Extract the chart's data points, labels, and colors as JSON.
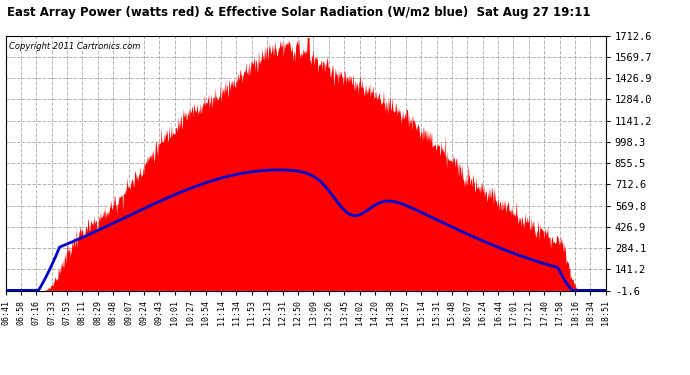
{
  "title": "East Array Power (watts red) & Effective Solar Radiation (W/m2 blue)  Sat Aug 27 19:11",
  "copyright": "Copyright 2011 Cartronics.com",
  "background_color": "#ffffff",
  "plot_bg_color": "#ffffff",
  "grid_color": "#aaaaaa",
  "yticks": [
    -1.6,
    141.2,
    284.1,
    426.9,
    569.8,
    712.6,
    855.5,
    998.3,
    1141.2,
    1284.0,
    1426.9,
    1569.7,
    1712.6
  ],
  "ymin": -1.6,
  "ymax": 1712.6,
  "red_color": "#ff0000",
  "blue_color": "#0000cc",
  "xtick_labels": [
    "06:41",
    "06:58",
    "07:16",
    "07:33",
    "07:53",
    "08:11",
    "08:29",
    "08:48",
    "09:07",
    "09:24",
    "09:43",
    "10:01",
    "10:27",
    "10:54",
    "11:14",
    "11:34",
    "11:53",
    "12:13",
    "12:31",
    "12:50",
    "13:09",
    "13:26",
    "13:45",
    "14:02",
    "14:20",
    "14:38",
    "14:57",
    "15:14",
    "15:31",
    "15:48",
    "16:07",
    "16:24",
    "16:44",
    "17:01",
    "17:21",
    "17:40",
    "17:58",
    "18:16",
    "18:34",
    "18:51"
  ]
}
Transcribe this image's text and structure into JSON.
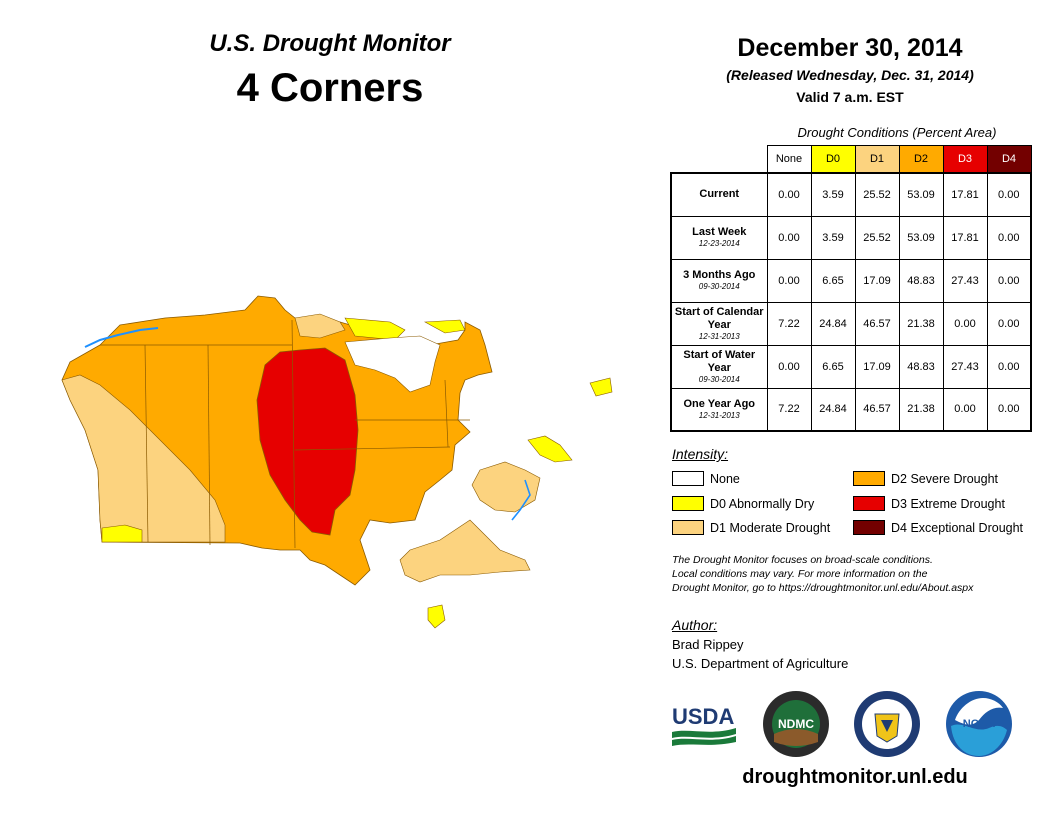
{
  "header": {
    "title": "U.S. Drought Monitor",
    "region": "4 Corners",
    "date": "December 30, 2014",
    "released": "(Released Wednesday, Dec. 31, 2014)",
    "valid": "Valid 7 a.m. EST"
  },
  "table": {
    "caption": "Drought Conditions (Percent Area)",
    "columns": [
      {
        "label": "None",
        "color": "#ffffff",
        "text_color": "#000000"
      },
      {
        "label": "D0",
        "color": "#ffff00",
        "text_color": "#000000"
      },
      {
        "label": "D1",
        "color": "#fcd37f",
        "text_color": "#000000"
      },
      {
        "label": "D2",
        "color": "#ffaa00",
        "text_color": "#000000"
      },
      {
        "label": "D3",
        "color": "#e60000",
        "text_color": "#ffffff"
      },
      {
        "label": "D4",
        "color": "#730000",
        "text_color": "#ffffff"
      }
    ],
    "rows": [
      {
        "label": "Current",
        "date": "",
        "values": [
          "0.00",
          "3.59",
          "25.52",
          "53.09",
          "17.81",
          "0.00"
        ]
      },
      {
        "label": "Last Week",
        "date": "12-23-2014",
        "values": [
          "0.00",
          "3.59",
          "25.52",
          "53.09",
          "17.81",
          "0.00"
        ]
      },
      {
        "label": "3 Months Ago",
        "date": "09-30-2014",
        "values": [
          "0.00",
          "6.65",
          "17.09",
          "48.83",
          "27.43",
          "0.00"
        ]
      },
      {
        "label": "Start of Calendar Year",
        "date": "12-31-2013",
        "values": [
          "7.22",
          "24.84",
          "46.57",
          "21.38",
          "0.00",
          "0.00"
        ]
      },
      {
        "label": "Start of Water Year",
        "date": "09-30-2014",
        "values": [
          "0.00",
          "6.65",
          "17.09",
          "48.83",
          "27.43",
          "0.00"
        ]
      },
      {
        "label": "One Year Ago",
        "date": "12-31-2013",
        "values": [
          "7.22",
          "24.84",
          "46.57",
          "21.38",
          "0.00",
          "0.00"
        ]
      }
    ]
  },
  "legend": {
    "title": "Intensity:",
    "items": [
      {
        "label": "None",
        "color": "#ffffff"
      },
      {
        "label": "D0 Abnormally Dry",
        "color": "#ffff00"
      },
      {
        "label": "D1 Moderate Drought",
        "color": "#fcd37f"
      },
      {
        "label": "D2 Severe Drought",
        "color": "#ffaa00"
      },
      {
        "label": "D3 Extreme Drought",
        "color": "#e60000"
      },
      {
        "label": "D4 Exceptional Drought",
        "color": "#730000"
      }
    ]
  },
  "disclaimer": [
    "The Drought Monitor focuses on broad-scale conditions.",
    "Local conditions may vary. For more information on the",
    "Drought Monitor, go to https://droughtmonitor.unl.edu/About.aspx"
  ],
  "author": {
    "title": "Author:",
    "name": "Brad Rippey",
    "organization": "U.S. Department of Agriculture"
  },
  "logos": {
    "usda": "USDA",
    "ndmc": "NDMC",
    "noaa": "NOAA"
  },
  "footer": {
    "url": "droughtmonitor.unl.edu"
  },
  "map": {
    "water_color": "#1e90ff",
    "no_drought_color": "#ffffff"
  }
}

...

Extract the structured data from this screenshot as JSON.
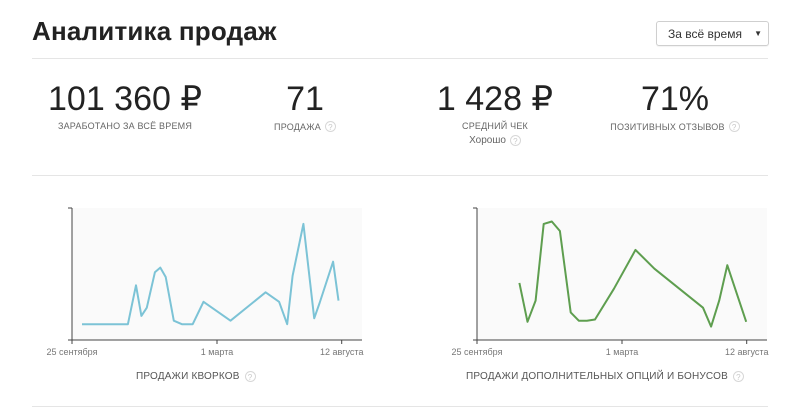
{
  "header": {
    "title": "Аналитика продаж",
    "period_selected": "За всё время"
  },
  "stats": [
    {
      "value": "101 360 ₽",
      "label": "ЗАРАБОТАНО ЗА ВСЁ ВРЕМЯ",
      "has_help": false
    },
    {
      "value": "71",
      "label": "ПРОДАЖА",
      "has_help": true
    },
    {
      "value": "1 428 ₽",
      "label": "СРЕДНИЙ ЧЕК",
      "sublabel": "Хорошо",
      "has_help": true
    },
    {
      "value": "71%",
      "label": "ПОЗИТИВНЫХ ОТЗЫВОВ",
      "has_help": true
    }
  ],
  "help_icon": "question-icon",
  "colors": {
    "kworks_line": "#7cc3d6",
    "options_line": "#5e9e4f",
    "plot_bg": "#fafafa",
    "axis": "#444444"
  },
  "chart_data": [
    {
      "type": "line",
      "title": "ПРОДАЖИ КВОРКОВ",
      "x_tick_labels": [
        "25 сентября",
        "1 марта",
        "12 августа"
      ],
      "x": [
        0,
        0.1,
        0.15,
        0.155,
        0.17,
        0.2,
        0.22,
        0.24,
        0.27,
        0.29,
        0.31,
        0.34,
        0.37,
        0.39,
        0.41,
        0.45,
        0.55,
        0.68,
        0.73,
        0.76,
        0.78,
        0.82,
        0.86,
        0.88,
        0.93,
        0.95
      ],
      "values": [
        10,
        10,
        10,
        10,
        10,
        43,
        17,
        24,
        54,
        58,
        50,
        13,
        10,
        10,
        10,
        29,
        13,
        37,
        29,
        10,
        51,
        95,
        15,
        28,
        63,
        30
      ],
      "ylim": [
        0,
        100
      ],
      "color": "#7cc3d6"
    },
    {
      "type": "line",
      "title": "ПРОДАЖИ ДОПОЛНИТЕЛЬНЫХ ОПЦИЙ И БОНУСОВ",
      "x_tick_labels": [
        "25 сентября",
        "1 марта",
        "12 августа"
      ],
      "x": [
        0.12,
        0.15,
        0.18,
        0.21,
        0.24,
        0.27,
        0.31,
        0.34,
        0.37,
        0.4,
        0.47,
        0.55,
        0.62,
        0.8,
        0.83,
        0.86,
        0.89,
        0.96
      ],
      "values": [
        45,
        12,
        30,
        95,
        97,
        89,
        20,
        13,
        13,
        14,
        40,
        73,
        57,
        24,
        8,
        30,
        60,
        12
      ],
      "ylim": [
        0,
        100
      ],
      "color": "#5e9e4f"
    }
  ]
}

* * *

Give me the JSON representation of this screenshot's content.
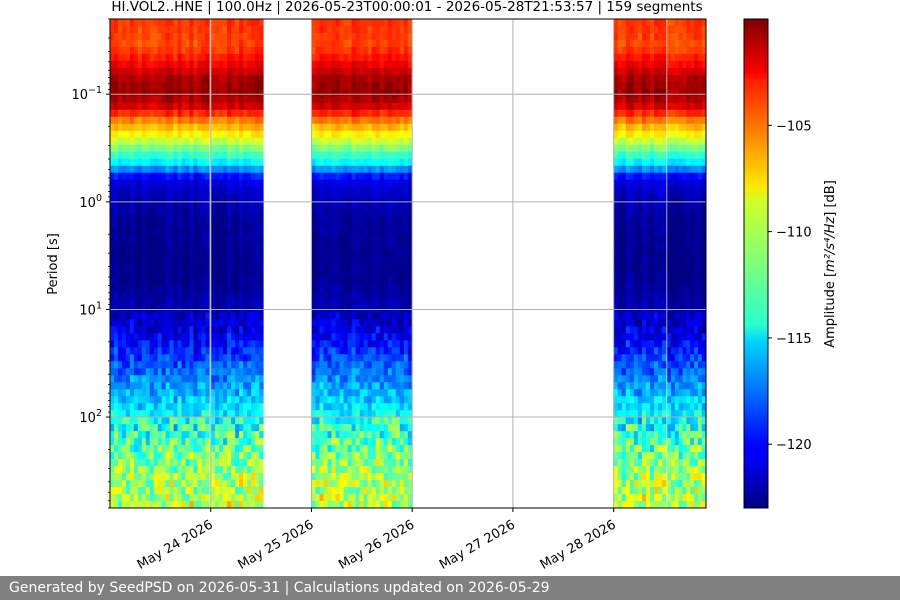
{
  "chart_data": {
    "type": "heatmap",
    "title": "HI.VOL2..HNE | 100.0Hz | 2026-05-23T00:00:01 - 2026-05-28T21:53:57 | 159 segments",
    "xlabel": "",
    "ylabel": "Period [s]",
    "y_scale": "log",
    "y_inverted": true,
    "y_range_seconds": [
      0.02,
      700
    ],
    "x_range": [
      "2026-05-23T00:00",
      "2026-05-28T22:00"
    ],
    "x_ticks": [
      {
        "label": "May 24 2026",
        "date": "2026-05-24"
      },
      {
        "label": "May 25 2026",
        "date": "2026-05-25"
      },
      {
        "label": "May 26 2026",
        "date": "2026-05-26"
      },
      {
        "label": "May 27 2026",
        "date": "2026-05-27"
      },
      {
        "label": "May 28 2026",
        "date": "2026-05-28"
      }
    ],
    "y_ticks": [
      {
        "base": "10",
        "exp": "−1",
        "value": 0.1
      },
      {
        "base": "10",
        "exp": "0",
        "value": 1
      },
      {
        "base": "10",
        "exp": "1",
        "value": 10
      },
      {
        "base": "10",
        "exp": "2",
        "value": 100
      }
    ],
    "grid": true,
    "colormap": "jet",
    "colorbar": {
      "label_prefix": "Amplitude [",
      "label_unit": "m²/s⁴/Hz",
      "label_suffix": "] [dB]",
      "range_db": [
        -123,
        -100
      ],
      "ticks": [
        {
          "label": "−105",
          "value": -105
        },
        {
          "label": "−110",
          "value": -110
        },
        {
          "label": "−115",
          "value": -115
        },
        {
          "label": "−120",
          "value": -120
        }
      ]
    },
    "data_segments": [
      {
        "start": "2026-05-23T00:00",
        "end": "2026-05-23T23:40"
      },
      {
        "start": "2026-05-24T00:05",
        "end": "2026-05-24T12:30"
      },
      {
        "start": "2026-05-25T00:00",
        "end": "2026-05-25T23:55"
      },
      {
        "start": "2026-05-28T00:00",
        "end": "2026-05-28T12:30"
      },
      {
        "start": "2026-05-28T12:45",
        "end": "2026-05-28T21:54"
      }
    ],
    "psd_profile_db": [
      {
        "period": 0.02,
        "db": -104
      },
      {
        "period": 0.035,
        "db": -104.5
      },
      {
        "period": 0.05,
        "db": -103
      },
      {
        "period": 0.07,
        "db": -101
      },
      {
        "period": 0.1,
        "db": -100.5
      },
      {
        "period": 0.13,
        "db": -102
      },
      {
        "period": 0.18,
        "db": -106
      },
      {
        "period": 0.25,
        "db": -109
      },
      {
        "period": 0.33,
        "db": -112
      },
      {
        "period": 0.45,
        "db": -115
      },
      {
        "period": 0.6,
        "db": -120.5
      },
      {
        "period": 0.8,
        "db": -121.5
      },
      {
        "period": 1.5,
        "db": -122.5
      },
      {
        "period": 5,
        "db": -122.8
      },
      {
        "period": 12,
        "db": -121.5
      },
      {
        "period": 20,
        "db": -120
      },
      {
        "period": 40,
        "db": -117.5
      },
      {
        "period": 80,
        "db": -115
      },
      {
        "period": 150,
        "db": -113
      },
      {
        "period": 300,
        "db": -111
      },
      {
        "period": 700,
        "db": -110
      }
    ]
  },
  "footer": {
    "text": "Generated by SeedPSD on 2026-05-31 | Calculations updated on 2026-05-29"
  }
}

▶ GOAL: Using the listing above, show each line holding the string "droughtmonitor".

▶ EXERCISE OUTPUT:
    "Drought Monitor, go to https://droughtmonitor.unl.edu/About.aspx"
    "url": "droughtmonitor.unl.edu"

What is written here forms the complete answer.